# WHAT THIS EXERCISE ASKS
(1) Answer these from the forum thread below:
(a) How thick are the stone walls at some points, according to the first post?
(b) What type of fastener does the reply about a nailer frame say to use?
(c) In what year was the stone building for the outside toilet built?
(2) Please rewrite the part of the forum thread starting with "## Bronx (Apr" and going on through "the tapcon screw.", replacing "crumble" with "break apart".

# PASSAGE GIVEN
# Installing window in stone wall



## nina09 (Aug 24, 2009)

I am bringing a 17?? stone house back to life. the walls are entirly made of stone and are .8 meters thick at some points. How would I proceed with installing a window, without risking of bringing down the wall.
regards.


----------



## PaliBob (Jun 11, 2008)

Nina, You get the prize for most challenging DIY Project, especially for a wall 32" thick. I doubt any DIY'r at least in the US has taken on a solo job job like that.
.


----------



## clasact (Oct 21, 2006)

i have done it in a block wall but not stone so I dont know if it is the same


----------



## Just Bill (Dec 21, 2008)

I would think you need to install a nailer frame around the opening. Use tapcon. Drilling in stone is a bit tougher than block, but can be done with a good hammer drill and a sharp bit.


----------



## stuart45 (Jun 20, 2009)

Can you put a photo of the stonework on? It'a a job that can be done, but I would need to see the type and bonding of the stonework.


----------



## Bronx (Apr 11, 2008)

*Sleeve Anchors*

Concrete fastener companies will not have testing or any holding values for stone because all stone is different. I use sleeve anchors that are designed for brick and block when I need to fasten something to anything that is not solid concrete. There is alot of info on the sleeve anchor on http://www.sleeve-type-anchor.com/ The Tapcon may work but I have had experiences where old stone would crumble when I tried to use the tapcon screw.


----------



## zircon (Sep 24, 2007)

*not a DIY project?*

I consider myself a fearless DIYer but I think that is a job for a skilled pro. 32" stone has tremendous weight. You could be killed if you make a mistake. You will need a lintel over the window which if stone would also be very heavy and need equipment to place. Last year a group of volunteers including myself built an outside toilet for an 1813 stone building. At first we thought we needed handicapped access from inside the building and we were going to have the opening cut by a professional contractor. Later we learned because it is an historical building we could get a waiver and use an outside door.
Can you post pictures? It would be interesting to see.


----------



## stadry (Jun 20, 2009)

that's a GREAT looking crapper :laughing:


----------



## zircon (Sep 24, 2007)

And it's only a one holer


----------



## Gary in WA (Mar 11, 2009)

Trying to meet code with the gutter? But no downspout?
Be safe, G


----------



## zircon (Sep 24, 2007)

*have faith*

It's around the corner.


----------



## Scuba_Dave (Jan 16, 2009)

Gutters are code ?? :huh:


----------



## Gary in WA (Mar 11, 2009)

Very tricky, fooled me! I figured it was a City's Historic Building (Commercial), they would be required to use gutters as they have on the main building attached the the cute little one-at-a-time house. In residential, gutters are only required "If soils are expansive or collapsible, roof drainage must discharge minimum 5' from footing or to approved drain system...IRC 801.3 (or you could build 5' roof overhangs, lol).
Be safe, G


----------

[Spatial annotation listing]
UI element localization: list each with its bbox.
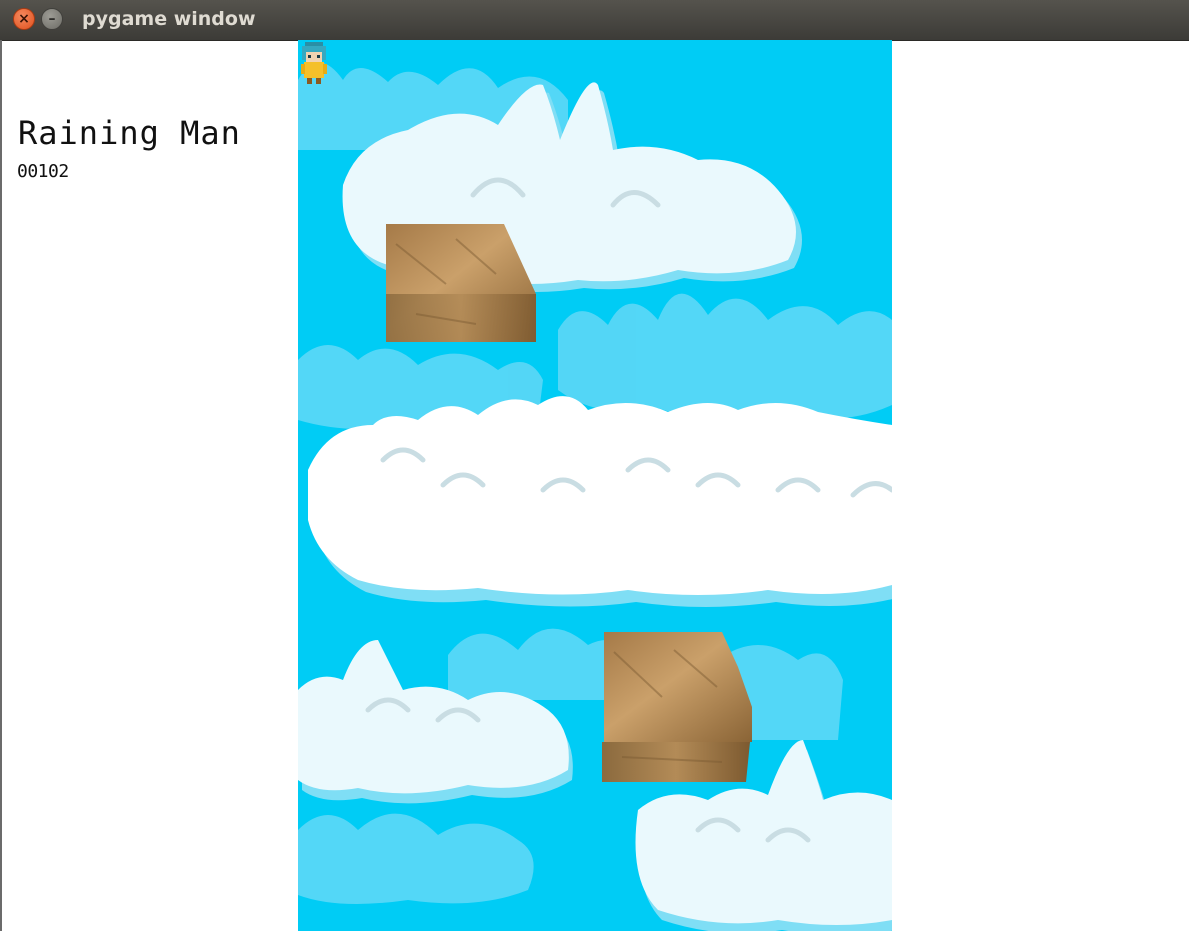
close-icon[interactable]: ×	[13, 8, 35, 30]
player-character	[301, 42, 327, 84]
game-title: Raining Man	[18, 114, 241, 152]
minimize-icon[interactable]: –	[41, 8, 63, 30]
clouds-white	[308, 396, 892, 595]
window-title: pygame window	[82, 8, 256, 30]
score-counter: 00102	[17, 161, 69, 182]
sky-background	[298, 62, 892, 931]
game-playfield	[298, 40, 892, 931]
window-border	[0, 40, 2, 931]
rock-platform	[602, 632, 752, 782]
rock-platform	[386, 224, 536, 342]
window-titlebar: × – pygame window	[0, 0, 1189, 41]
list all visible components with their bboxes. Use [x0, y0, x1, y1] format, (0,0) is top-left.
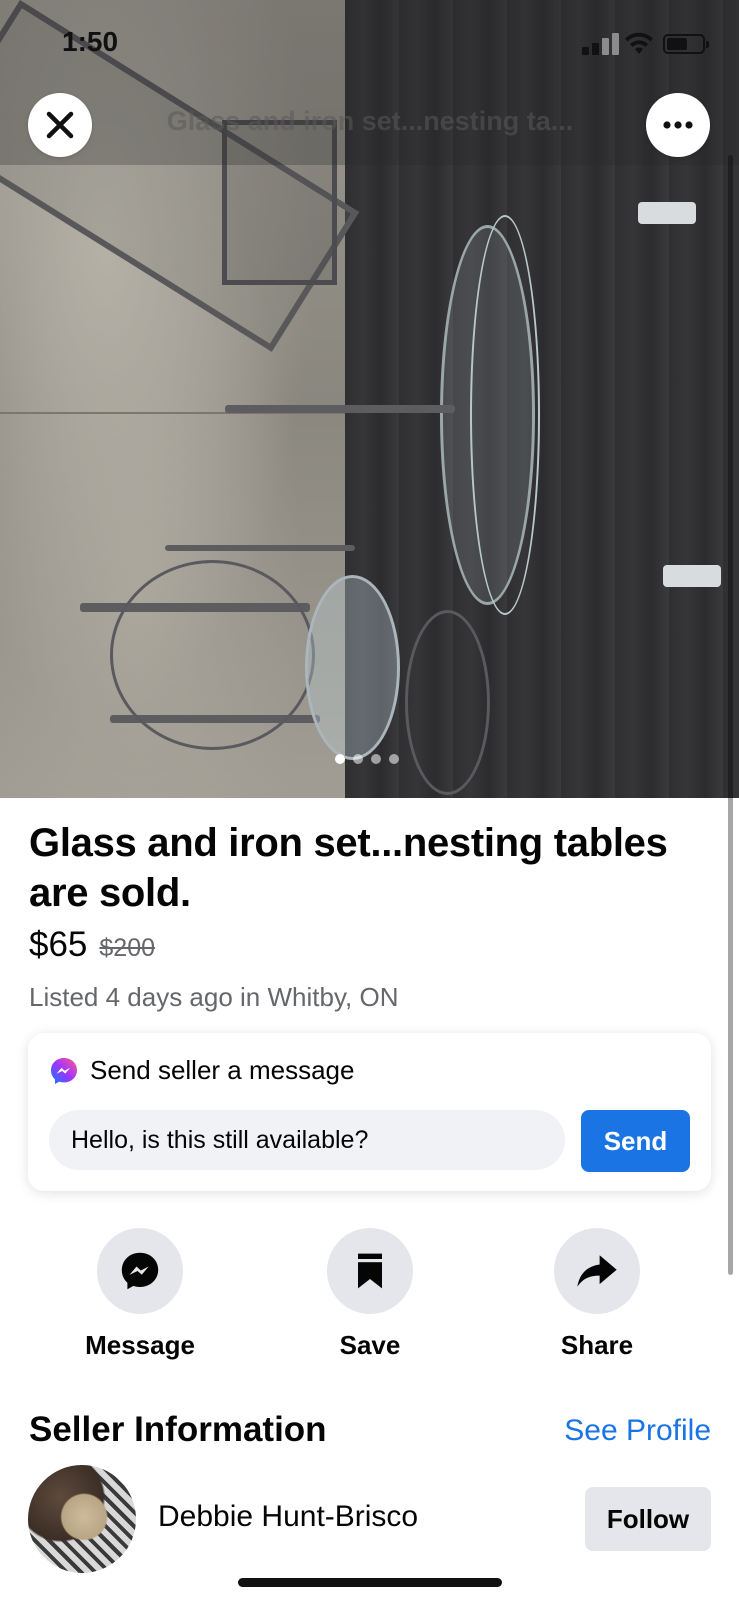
pagination-dot[interactable] [353, 754, 363, 764]
header-title: Glass and iron set...nesting ta... [166, 106, 574, 136]
messenger-gradient-icon [51, 1057, 77, 1084]
wifi-icon [625, 32, 653, 54]
message-seller-card: Send seller a message Hello, is this sti… [28, 1033, 711, 1191]
message-card-header: Send seller a message [49, 1055, 354, 1086]
share-action-label: Share [560, 1330, 634, 1360]
original-price: $200 [99, 934, 156, 962]
seller-avatar[interactable] [28, 1465, 136, 1573]
message-input[interactable]: Hello, is this still available? [49, 1110, 565, 1170]
close-button[interactable] [28, 93, 92, 157]
battery-icon [663, 34, 709, 54]
save-action[interactable]: Save [280, 1228, 460, 1361]
messenger-icon [121, 1252, 159, 1290]
listing-price: $65 [29, 925, 88, 964]
photo-pagination[interactable] [335, 754, 399, 764]
save-action-label: Save [339, 1330, 401, 1360]
seller-section-title: Seller Information [29, 1410, 327, 1449]
status-bar: 1:50 [0, 0, 739, 90]
share-arrow-icon [577, 1255, 617, 1287]
close-icon [46, 111, 74, 139]
status-time: 1:50 [62, 26, 119, 57]
seller-name[interactable]: Debbie Hunt-Brisco [158, 1500, 418, 1534]
listing-meta: Listed 4 days ago in Whitby, ON [29, 982, 399, 1012]
pagination-dot[interactable] [371, 754, 381, 764]
pagination-dot[interactable] [335, 754, 345, 764]
message-action[interactable]: Message [50, 1228, 230, 1361]
bookmark-icon [358, 1253, 382, 1289]
see-profile-link[interactable]: See Profile [564, 1414, 711, 1448]
follow-button[interactable]: Follow [585, 1487, 711, 1551]
cellular-signal-icon [582, 33, 622, 55]
pagination-dot[interactable] [389, 754, 399, 764]
more-options-button[interactable] [646, 93, 710, 157]
price-row: $65 $200 [29, 925, 155, 965]
message-card-heading: Send seller a message [90, 1055, 355, 1085]
share-action[interactable]: Share [507, 1228, 687, 1361]
home-indicator[interactable] [238, 1578, 502, 1587]
scrollbar[interactable] [728, 155, 733, 1275]
send-button[interactable]: Send [581, 1110, 690, 1172]
listing-title: Glass and iron set...nesting tables are … [29, 821, 668, 915]
more-dots-icon [663, 121, 693, 129]
message-action-label: Message [85, 1330, 195, 1360]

# FULL SOLUTIONS
(1)
(a) .8 meters
(b) Tapcon
(c) 1813

(2)
## Bronx (Apr 11, 2008)

*Sleeve Anchors*

Concrete fastener companies will not have testing or any holding values for stone because all stone is different. I use sleeve anchors that are designed for brick and block when I need to fasten something to anything that is not solid concrete. There is alot of info on the sleeve anchor on http://www.sleeve-type-anchor.com/ The Tapcon may work but I have had experiences where old stone would break apart when I tried to use the tapcon screw.